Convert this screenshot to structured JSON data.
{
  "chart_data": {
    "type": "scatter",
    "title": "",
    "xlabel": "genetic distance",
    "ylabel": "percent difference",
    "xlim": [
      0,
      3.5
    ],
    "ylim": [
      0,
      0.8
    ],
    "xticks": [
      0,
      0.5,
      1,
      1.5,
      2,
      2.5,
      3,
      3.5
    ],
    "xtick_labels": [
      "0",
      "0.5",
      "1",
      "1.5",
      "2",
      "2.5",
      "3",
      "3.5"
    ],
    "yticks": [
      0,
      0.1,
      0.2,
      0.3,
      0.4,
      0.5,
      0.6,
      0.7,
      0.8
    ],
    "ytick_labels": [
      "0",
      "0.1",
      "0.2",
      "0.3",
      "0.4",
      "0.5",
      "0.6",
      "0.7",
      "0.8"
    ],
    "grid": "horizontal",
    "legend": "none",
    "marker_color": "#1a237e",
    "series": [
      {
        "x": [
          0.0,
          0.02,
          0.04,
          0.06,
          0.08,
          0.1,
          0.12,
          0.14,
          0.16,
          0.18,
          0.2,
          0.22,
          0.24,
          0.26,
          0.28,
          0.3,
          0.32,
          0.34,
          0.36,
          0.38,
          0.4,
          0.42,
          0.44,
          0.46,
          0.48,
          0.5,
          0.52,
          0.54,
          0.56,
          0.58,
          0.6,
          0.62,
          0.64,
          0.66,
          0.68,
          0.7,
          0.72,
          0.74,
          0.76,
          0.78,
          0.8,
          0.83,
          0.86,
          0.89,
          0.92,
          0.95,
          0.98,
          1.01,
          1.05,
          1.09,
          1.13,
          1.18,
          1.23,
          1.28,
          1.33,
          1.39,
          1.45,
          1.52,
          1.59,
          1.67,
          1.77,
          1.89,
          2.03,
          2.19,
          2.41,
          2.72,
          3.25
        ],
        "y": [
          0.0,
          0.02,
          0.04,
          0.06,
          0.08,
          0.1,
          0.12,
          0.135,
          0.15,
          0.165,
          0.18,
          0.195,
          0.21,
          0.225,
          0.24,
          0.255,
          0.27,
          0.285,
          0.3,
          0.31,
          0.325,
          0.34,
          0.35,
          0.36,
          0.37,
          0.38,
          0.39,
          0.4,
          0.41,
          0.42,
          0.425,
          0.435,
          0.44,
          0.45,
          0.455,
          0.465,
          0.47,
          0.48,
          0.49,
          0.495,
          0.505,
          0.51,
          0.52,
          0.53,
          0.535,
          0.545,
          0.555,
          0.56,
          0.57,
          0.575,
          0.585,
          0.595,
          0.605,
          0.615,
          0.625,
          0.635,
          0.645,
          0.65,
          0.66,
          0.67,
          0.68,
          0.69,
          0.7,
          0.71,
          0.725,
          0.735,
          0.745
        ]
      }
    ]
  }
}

◆ AIM: Give the listing again, word for word.

◆ COMPLETE RESPONSE:
Convert this screenshot to structured JSON data.
{
  "chart_data": {
    "type": "scatter",
    "title": "",
    "xlabel": "genetic distance",
    "ylabel": "percent difference",
    "xlim": [
      0,
      3.5
    ],
    "ylim": [
      0,
      0.8
    ],
    "xticks": [
      0,
      0.5,
      1,
      1.5,
      2,
      2.5,
      3,
      3.5
    ],
    "xtick_labels": [
      "0",
      "0.5",
      "1",
      "1.5",
      "2",
      "2.5",
      "3",
      "3.5"
    ],
    "yticks": [
      0,
      0.1,
      0.2,
      0.3,
      0.4,
      0.5,
      0.6,
      0.7,
      0.8
    ],
    "ytick_labels": [
      "0",
      "0.1",
      "0.2",
      "0.3",
      "0.4",
      "0.5",
      "0.6",
      "0.7",
      "0.8"
    ],
    "grid": "horizontal",
    "legend": "none",
    "marker_color": "#1a237e",
    "series": [
      {
        "x": [
          0.0,
          0.02,
          0.04,
          0.06,
          0.08,
          0.1,
          0.12,
          0.14,
          0.16,
          0.18,
          0.2,
          0.22,
          0.24,
          0.26,
          0.28,
          0.3,
          0.32,
          0.34,
          0.36,
          0.38,
          0.4,
          0.42,
          0.44,
          0.46,
          0.48,
          0.5,
          0.52,
          0.54,
          0.56,
          0.58,
          0.6,
          0.62,
          0.64,
          0.66,
          0.68,
          0.7,
          0.72,
          0.74,
          0.76,
          0.78,
          0.8,
          0.83,
          0.86,
          0.89,
          0.92,
          0.95,
          0.98,
          1.01,
          1.05,
          1.09,
          1.13,
          1.18,
          1.23,
          1.28,
          1.33,
          1.39,
          1.45,
          1.52,
          1.59,
          1.67,
          1.77,
          1.89,
          2.03,
          2.19,
          2.41,
          2.72,
          3.25
        ],
        "y": [
          0.0,
          0.02,
          0.04,
          0.06,
          0.08,
          0.1,
          0.12,
          0.135,
          0.15,
          0.165,
          0.18,
          0.195,
          0.21,
          0.225,
          0.24,
          0.255,
          0.27,
          0.285,
          0.3,
          0.31,
          0.325,
          0.34,
          0.35,
          0.36,
          0.37,
          0.38,
          0.39,
          0.4,
          0.41,
          0.42,
          0.425,
          0.435,
          0.44,
          0.45,
          0.455,
          0.465,
          0.47,
          0.48,
          0.49,
          0.495,
          0.505,
          0.51,
          0.52,
          0.53,
          0.535,
          0.545,
          0.555,
          0.56,
          0.57,
          0.575,
          0.585,
          0.595,
          0.605,
          0.615,
          0.625,
          0.635,
          0.645,
          0.65,
          0.66,
          0.67,
          0.68,
          0.69,
          0.7,
          0.71,
          0.725,
          0.735,
          0.745
        ]
      }
    ]
  }
}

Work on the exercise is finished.